WORK REQUIRED: Below are records; work out how many of their lines contain "this" and give only that number.

BEGIN RECORDED DATA

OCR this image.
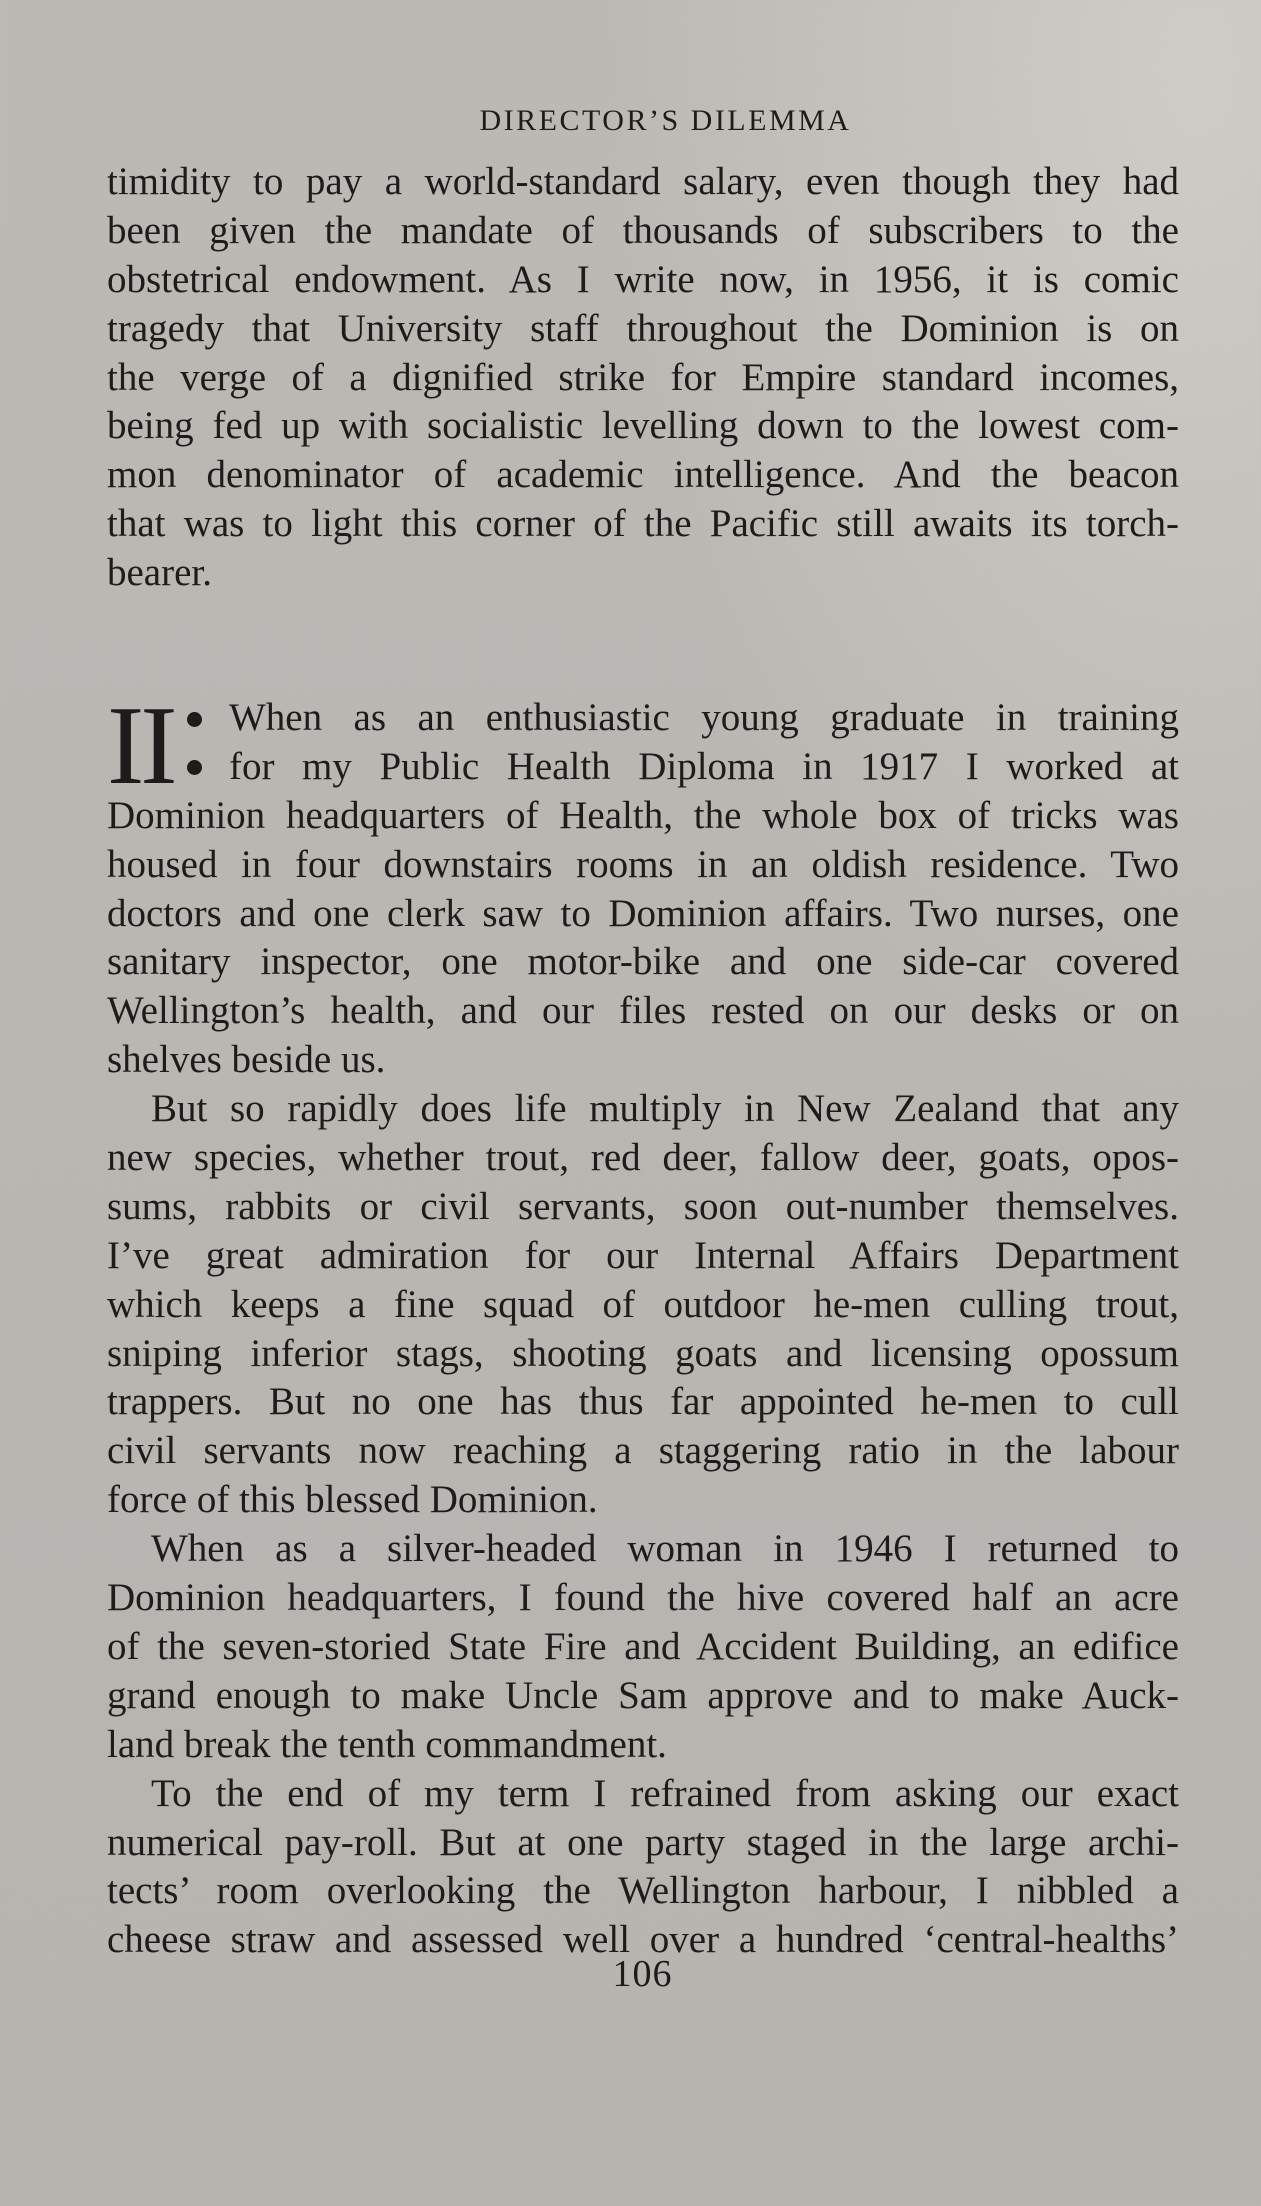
DIRECTOR’S DILEMMA
timidity to pay a world-standard salary, even though they had
been given the mandate of thousands of subscribers to the
obstetrical endowment. As I write now, in 1956, it is comic
tragedy that University staff throughout the Dominion is on
the verge of a dignified strike for Empire standard incomes,
being fed up with socialistic levelling down to the lowest com-
mon denominator of academic intelligence. And the beacon
that was to light this corner of the Pacific still awaits its torch-
bearer.
II	When as an enthusiastic young graduate in training
for my Public Health Diploma in 1917 I worked at
Dominion headquarters of Health, the whole box of tricks was
housed in four downstairs rooms in an oldish residence. Two
doctors and one clerk saw to Dominion affairs. Two nurses, one
sanitary inspector, one motor-bike and one side-car covered
Wellington’s health, and our files rested on our desks or on
shelves beside us.
But so rapidly does life multiply in New Zealand that any
new species, whether trout, red deer, fallow deer, goats, opos-
sums, rabbits or civil servants, soon out-number themselves.
I’ve great admiration for our Internal Affairs Department
which keeps a fine squad of outdoor he-men culling trout,
sniping inferior stags, shooting goats and licensing opossum
trappers. But no one has thus far appointed he-men to cull
civil servants now reaching a staggering ratio in the labour
force of this blessed Dominion.
When as a silver-headed woman in 1946 I returned to
Dominion headquarters, I found the hive covered half an acre
of the seven-storied State Fire and Accident Building, an edifice
grand enough to make Uncle Sam approve and to make Auck-
land break the tenth commandment.
To the end of my term I refrained from asking our exact
numerical pay-roll. But at one party staged in the large archi-
tects’ room overlooking the Wellington harbour, I nibbled a
cheese straw and assessed well over a hundred ‘central-healths’
106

END RECORDED DATA

WRITTEN RESPONSE: 3